Short exercise
Will you give every entry again exactly as it stands?

Material shown
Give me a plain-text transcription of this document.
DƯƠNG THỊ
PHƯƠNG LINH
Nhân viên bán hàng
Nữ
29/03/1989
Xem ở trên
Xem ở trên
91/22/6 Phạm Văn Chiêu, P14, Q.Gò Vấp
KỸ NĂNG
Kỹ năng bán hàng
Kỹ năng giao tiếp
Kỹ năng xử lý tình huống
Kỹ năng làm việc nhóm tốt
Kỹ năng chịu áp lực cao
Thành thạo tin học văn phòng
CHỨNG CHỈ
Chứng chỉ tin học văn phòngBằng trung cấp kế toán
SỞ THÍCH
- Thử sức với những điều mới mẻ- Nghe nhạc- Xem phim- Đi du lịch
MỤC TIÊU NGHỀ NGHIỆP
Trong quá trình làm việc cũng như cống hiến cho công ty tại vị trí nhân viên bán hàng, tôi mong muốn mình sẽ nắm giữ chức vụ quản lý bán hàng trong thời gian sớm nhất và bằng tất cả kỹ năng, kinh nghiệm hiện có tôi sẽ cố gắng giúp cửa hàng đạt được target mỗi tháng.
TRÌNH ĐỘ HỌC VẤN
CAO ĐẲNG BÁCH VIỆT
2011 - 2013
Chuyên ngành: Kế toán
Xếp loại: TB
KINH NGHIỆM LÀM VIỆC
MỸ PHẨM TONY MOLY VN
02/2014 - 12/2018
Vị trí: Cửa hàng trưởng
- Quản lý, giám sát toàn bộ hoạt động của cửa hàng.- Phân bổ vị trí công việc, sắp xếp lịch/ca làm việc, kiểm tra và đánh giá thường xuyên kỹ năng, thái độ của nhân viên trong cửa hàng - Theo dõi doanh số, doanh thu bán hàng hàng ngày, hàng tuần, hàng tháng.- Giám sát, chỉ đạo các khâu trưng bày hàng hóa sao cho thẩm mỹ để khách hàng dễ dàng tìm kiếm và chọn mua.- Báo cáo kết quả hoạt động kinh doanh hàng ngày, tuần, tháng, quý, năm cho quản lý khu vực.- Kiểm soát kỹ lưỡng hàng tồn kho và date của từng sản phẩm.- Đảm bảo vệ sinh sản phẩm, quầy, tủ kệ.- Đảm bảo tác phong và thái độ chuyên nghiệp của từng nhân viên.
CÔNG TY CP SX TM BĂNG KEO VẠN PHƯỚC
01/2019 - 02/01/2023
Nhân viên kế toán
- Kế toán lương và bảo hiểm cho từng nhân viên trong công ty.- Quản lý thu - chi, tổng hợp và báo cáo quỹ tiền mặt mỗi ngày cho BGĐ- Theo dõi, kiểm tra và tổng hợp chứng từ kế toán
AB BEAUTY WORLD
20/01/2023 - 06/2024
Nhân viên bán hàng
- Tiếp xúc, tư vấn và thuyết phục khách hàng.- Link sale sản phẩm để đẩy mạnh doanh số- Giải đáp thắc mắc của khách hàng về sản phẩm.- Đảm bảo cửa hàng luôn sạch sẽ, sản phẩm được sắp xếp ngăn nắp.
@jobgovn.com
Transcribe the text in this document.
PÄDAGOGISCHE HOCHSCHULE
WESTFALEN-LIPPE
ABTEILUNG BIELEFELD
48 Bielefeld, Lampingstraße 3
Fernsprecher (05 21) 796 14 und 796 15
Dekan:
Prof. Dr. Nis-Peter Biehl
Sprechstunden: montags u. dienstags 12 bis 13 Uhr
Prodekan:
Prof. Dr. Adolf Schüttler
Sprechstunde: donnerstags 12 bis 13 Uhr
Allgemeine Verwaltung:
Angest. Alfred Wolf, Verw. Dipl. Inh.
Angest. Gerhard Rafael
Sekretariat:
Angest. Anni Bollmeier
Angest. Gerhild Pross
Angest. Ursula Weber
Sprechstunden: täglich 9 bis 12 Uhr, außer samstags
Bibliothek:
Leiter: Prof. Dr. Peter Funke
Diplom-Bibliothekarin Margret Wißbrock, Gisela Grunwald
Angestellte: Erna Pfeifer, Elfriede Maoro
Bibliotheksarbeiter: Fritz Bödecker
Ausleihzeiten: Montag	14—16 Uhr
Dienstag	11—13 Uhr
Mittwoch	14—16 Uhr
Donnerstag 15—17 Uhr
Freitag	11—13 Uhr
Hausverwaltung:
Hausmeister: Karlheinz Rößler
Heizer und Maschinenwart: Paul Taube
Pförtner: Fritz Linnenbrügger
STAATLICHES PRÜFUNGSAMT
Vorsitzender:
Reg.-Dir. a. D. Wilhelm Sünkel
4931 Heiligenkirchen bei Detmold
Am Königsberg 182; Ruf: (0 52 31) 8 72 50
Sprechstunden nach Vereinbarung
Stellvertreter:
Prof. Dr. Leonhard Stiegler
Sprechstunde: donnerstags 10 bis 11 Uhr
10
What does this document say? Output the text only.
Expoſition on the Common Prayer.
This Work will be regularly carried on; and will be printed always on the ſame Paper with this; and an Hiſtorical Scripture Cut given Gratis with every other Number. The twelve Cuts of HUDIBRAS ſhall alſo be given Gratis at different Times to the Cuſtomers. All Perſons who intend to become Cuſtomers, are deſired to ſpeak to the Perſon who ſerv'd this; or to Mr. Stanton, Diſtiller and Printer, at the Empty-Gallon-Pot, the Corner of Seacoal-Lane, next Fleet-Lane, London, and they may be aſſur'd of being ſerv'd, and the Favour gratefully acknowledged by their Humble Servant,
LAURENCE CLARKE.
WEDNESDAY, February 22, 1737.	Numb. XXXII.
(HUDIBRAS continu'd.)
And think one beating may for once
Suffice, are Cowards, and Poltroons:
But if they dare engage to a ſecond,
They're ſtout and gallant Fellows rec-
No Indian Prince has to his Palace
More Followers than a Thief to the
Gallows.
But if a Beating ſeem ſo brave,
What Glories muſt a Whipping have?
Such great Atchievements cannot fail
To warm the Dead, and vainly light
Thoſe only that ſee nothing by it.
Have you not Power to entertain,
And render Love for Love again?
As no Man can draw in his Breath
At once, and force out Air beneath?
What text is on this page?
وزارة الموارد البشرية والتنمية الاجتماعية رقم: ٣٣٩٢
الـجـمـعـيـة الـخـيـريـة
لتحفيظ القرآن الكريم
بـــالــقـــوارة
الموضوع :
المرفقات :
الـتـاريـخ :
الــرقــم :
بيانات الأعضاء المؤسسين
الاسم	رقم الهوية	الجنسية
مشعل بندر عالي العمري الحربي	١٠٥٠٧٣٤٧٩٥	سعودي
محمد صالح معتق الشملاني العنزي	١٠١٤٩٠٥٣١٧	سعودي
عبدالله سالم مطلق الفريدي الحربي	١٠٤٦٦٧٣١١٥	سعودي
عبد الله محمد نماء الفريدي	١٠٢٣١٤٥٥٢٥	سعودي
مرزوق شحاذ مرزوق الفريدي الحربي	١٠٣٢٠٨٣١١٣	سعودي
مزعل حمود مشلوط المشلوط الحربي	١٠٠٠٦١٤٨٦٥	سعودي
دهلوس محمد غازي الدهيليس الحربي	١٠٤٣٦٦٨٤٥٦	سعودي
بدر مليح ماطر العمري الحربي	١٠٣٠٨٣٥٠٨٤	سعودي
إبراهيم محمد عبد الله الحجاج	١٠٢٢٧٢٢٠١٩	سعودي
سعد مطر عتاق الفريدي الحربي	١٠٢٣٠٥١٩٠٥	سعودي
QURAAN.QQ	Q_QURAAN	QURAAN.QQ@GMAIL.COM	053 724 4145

Output below
Give me a plain-text transcription of this document.
DƯƠNG THỊ
PHƯƠNG LINH
Nhân viên bán hàng
Nữ
29/03/1989
Xem ở trên
Xem ở trên
91/22/6 Phạm Văn Chiêu, P14, Q.Gò Vấp
KỸ NĂNG
Kỹ năng bán hàng
Kỹ năng giao tiếp
Kỹ năng xử lý tình huống
Kỹ năng làm việc nhóm tốt
Kỹ năng chịu áp lực cao
Thành thạo tin học văn phòng
CHỨNG CHỈ
Chứng chỉ tin học văn phòngBằng trung cấp kế toán
SỞ THÍCH
- Thử sức với những điều mới mẻ- Nghe nhạc- Xem phim- Đi du lịch
MỤC TIÊU NGHỀ NGHIỆP
Trong quá trình làm việc cũng như cống hiến cho công ty tại vị trí nhân viên bán hàng, tôi mong muốn mình sẽ nắm giữ chức vụ quản lý bán hàng trong thời gian sớm nhất và bằng tất cả kỹ năng, kinh nghiệm hiện có tôi sẽ cố gắng giúp cửa hàng đạt được target mỗi tháng.
TRÌNH ĐỘ HỌC VẤN
CAO ĐẲNG BÁCH VIỆT
2011 - 2013
Chuyên ngành: Kế toán
Xếp loại: TB
KINH NGHIỆM LÀM VIỆC
MỸ PHẨM TONY MOLY VN
02/2014 - 12/2018
Vị trí: Cửa hàng trưởng
- Quản lý, giám sát toàn bộ hoạt động của cửa hàng.- Phân bổ vị trí công việc, sắp xếp lịch/ca làm việc, kiểm tra và đánh giá thường xuyên kỹ năng, thái độ của nhân viên trong cửa hàng - Theo dõi doanh số, doanh thu bán hàng hàng ngày, hàng tuần, hàng tháng.- Giám sát, chỉ đạo các khâu trưng bày hàng hóa sao cho thẩm mỹ để khách hàng dễ dàng tìm kiếm và chọn mua.- Báo cáo kết quả hoạt động kinh doanh hàng ngày, tuần, tháng, quý, năm cho quản lý khu vực.- Kiểm soát kỹ lưỡng hàng tồn kho và date của từng sản phẩm.- Đảm bảo vệ sinh sản phẩm, quầy, tủ kệ.- Đảm bảo tác phong và thái độ chuyên nghiệp của từng nhân viên.
CÔNG TY CP SX TM BĂNG KEO VẠN PHƯỚC
01/2019 - 02/01/2023
Nhân viên kế toán
- Kế toán lương và bảo hiểm cho từng nhân viên trong công ty.- Quản lý thu - chi, tổng hợp và báo cáo quỹ tiền mặt mỗi ngày cho BGĐ- Theo dõi, kiểm tra và tổng hợp chứng từ kế toán
AB BEAUTY WORLD
20/01/2023 - 06/2024
Nhân viên bán hàng
- Tiếp xúc, tư vấn và thuyết phục khách hàng.- Link sale sản phẩm để đẩy mạnh doanh số- Giải đáp thắc mắc của khách hàng về sản phẩm.- Đảm bảo cửa hàng luôn sạch sẽ, sản phẩm được sắp xếp ngăn nắp.
@jobgovn.com
Transcribe the text in this document.
PÄDAGOGISCHE HOCHSCHULE
WESTFALEN-LIPPE
ABTEILUNG BIELEFELD
48 Bielefeld, Lampingstraße 3
Fernsprecher (05 21) 796 14 und 796 15
Dekan:
Prof. Dr. Nis-Peter Biehl
Sprechstunden: montags u. dienstags 12 bis 13 Uhr
Prodekan:
Prof. Dr. Adolf Schüttler
Sprechstunde: donnerstags 12 bis 13 Uhr
Allgemeine Verwaltung:
Angest. Alfred Wolf, Verw. Dipl. Inh.
Angest. Gerhard Rafael
Sekretariat:
Angest. Anni Bollmeier
Angest. Gerhild Pross
Angest. Ursula Weber
Sprechstunden: täglich 9 bis 12 Uhr, außer samstags
Bibliothek:
Leiter: Prof. Dr. Peter Funke
Diplom-Bibliothekarin Margret Wißbrock, Gisela Grunwald
Angestellte: Erna Pfeifer, Elfriede Maoro
Bibliotheksarbeiter: Fritz Bödecker
Ausleihzeiten: Montag	14—16 Uhr
Dienstag	11—13 Uhr
Mittwoch	14—16 Uhr
Donnerstag 15—17 Uhr
Freitag	11—13 Uhr
Hausverwaltung:
Hausmeister: Karlheinz Rößler
Heizer und Maschinenwart: Paul Taube
Pförtner: Fritz Linnenbrügger
STAATLICHES PRÜFUNGSAMT
Vorsitzender:
Reg.-Dir. a. D. Wilhelm Sünkel
4931 Heiligenkirchen bei Detmold
Am Königsberg 182; Ruf: (0 52 31) 8 72 50
Sprechstunden nach Vereinbarung
Stellvertreter:
Prof. Dr. Leonhard Stiegler
Sprechstunde: donnerstags 10 bis 11 Uhr
10
What does this document say? Output the text only.
Expoſition on the Common Prayer.
This Work will be regularly carried on; and will be printed always on the ſame Paper with this; and an Hiſtorical Scripture Cut given Gratis with every other Number. The twelve Cuts of HUDIBRAS ſhall alſo be given Gratis at different Times to the Cuſtomers. All Perſons who intend to become Cuſtomers, are deſired to ſpeak to the Perſon who ſerv'd this; or to Mr. Stanton, Diſtiller and Printer, at the Empty-Gallon-Pot, the Corner of Seacoal-Lane, next Fleet-Lane, London, and they may be aſſur'd of being ſerv'd, and the Favour gratefully acknowledged by their Humble Servant,
LAURENCE CLARKE.
WEDNESDAY, February 22, 1737.	Numb. XXXII.
(HUDIBRAS continu'd.)
And think one beating may for once
Suffice, are Cowards, and Poltroons:
But if they dare engage to a ſecond,
They're ſtout and gallant Fellows rec-
No Indian Prince has to his Palace
More Followers than a Thief to the
Gallows.
But if a Beating ſeem ſo brave,
What Glories muſt a Whipping have?
Such great Atchievements cannot fail
To warm the Dead, and vainly light
Thoſe only that ſee nothing by it.
Have you not Power to entertain,
And render Love for Love again?
As no Man can draw in his Breath
At once, and force out Air beneath?
What text is on this page?
وزارة الموارد البشرية والتنمية الاجتماعية رقم: ٣٣٩٢
الـجـمـعـيـة الـخـيـريـة
لتحفيظ القرآن الكريم
بـــالــقـــوارة
الموضوع :
المرفقات :
الـتـاريـخ :
الــرقــم :
بيانات الأعضاء المؤسسين
الاسم	رقم الهوية	الجنسية
مشعل بندر عالي العمري الحربي	١٠٥٠٧٣٤٧٩٥	سعودي
محمد صالح معتق الشملاني العنزي	١٠١٤٩٠٥٣١٧	سعودي
عبدالله سالم مطلق الفريدي الحربي	١٠٤٦٦٧٣١١٥	سعودي
عبد الله محمد نماء الفريدي	١٠٢٣١٤٥٥٢٥	سعودي
مرزوق شحاذ مرزوق الفريدي الحربي	١٠٣٢٠٨٣١١٣	سعودي
مزعل حمود مشلوط المشلوط الحربي	١٠٠٠٦١٤٨٦٥	سعودي
دهلوس محمد غازي الدهيليس الحربي	١٠٤٣٦٦٨٤٥٦	سعودي
بدر مليح ماطر العمري الحربي	١٠٣٠٨٣٥٠٨٤	سعودي
إبراهيم محمد عبد الله الحجاج	١٠٢٢٧٢٢٠١٩	سعودي
سعد مطر عتاق الفريدي الحربي	١٠٢٣٠٥١٩٠٥	سعودي
QURAAN.QQ	Q_QURAAN	QURAAN.QQ@GMAIL.COM	053 724 4145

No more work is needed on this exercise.